Take the material and output all of it exactly.

* Data excerpts:

◆ ◆ ◆

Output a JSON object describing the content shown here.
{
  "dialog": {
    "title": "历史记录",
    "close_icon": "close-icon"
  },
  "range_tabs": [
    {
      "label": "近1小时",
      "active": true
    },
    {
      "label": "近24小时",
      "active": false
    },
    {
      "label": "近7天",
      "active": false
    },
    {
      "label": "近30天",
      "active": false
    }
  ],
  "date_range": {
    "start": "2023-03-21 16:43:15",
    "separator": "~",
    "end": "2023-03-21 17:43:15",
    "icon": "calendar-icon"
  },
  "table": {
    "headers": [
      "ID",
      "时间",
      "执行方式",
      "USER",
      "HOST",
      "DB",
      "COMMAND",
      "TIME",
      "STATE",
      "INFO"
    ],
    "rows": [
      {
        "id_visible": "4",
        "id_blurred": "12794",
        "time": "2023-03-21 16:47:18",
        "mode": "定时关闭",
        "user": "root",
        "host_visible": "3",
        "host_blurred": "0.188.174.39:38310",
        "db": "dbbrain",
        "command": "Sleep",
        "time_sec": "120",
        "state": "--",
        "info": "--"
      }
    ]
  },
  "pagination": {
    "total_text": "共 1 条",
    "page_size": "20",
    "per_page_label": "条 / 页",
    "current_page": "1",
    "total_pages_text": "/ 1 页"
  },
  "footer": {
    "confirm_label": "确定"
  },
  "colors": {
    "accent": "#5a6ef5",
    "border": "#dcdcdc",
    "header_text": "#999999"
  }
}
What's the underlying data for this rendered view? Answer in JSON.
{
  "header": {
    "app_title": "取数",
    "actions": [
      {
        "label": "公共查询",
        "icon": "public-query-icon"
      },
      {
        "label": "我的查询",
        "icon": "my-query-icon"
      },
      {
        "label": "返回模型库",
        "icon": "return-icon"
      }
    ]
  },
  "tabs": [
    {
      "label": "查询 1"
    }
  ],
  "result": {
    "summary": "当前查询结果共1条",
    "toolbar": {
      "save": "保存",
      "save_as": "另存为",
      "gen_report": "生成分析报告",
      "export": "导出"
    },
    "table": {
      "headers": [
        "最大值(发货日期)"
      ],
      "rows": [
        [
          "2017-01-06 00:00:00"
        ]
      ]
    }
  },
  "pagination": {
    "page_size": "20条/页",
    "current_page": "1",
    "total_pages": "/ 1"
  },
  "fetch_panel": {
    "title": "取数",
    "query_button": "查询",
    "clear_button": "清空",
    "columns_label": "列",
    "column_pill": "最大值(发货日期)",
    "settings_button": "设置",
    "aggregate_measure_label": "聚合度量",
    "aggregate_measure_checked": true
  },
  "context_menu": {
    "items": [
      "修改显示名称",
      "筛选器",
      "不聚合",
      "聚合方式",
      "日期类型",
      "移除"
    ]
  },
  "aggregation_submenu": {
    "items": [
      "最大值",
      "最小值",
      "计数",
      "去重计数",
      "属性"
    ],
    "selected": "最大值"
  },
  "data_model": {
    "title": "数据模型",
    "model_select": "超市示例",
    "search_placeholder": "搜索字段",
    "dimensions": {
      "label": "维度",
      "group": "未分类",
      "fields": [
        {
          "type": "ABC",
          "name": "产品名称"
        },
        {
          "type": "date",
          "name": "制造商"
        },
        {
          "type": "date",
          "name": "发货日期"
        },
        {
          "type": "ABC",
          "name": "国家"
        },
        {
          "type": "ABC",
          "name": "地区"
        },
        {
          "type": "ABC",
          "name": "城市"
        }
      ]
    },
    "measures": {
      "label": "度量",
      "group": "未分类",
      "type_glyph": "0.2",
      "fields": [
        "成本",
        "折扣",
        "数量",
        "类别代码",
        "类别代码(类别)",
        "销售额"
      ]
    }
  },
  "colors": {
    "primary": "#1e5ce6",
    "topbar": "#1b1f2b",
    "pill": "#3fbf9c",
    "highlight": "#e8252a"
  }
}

◆ ◆ ◆

* Written answer:
Output a JSON object describing the content shown here.
{
  "dialog": {
    "title": "历史记录",
    "close_icon": "close-icon"
  },
  "range_tabs": [
    {
      "label": "近1小时",
      "active": true
    },
    {
      "label": "近24小时",
      "active": false
    },
    {
      "label": "近7天",
      "active": false
    },
    {
      "label": "近30天",
      "active": false
    }
  ],
  "date_range": {
    "start": "2023-03-21 16:43:15",
    "separator": "~",
    "end": "2023-03-21 17:43:15",
    "icon": "calendar-icon"
  },
  "table": {
    "headers": [
      "ID",
      "时间",
      "执行方式",
      "USER",
      "HOST",
      "DB",
      "COMMAND",
      "TIME",
      "STATE",
      "INFO"
    ],
    "rows": [
      {
        "id_visible": "4",
        "id_blurred": "12794",
        "time": "2023-03-21 16:47:18",
        "mode": "定时关闭",
        "user": "root",
        "host_visible": "3",
        "host_blurred": "0.188.174.39:38310",
        "db": "dbbrain",
        "command": "Sleep",
        "time_sec": "120",
        "state": "--",
        "info": "--"
      }
    ]
  },
  "pagination": {
    "total_text": "共 1 条",
    "page_size": "20",
    "per_page_label": "条 / 页",
    "current_page": "1",
    "total_pages_text": "/ 1 页"
  },
  "footer": {
    "confirm_label": "确定"
  },
  "colors": {
    "accent": "#5a6ef5",
    "border": "#dcdcdc",
    "header_text": "#999999"
  }
}
What's the underlying data for this rendered view? Answer in JSON.
{
  "header": {
    "app_title": "取数",
    "actions": [
      {
        "label": "公共查询",
        "icon": "public-query-icon"
      },
      {
        "label": "我的查询",
        "icon": "my-query-icon"
      },
      {
        "label": "返回模型库",
        "icon": "return-icon"
      }
    ]
  },
  "tabs": [
    {
      "label": "查询 1"
    }
  ],
  "result": {
    "summary": "当前查询结果共1条",
    "toolbar": {
      "save": "保存",
      "save_as": "另存为",
      "gen_report": "生成分析报告",
      "export": "导出"
    },
    "table": {
      "headers": [
        "最大值(发货日期)"
      ],
      "rows": [
        [
          "2017-01-06 00:00:00"
        ]
      ]
    }
  },
  "pagination": {
    "page_size": "20条/页",
    "current_page": "1",
    "total_pages": "/ 1"
  },
  "fetch_panel": {
    "title": "取数",
    "query_button": "查询",
    "clear_button": "清空",
    "columns_label": "列",
    "column_pill": "最大值(发货日期)",
    "settings_button": "设置",
    "aggregate_measure_label": "聚合度量",
    "aggregate_measure_checked": true
  },
  "context_menu": {
    "items": [
      "修改显示名称",
      "筛选器",
      "不聚合",
      "聚合方式",
      "日期类型",
      "移除"
    ]
  },
  "aggregation_submenu": {
    "items": [
      "最大值",
      "最小值",
      "计数",
      "去重计数",
      "属性"
    ],
    "selected": "最大值"
  },
  "data_model": {
    "title": "数据模型",
    "model_select": "超市示例",
    "search_placeholder": "搜索字段",
    "dimensions": {
      "label": "维度",
      "group": "未分类",
      "fields": [
        {
          "type": "ABC",
          "name": "产品名称"
        },
        {
          "type": "date",
          "name": "制造商"
        },
        {
          "type": "date",
          "name": "发货日期"
        },
        {
          "type": "ABC",
          "name": "国家"
        },
        {
          "type": "ABC",
          "name": "地区"
        },
        {
          "type": "ABC",
          "name": "城市"
        }
      ]
    },
    "measures": {
      "label": "度量",
      "group": "未分类",
      "type_glyph": "0.2",
      "fields": [
        "成本",
        "折扣",
        "数量",
        "类别代码",
        "类别代码(类别)",
        "销售额"
      ]
    }
  },
  "colors": {
    "primary": "#1e5ce6",
    "topbar": "#1b1f2b",
    "pill": "#3fbf9c",
    "highlight": "#e8252a"
  }
}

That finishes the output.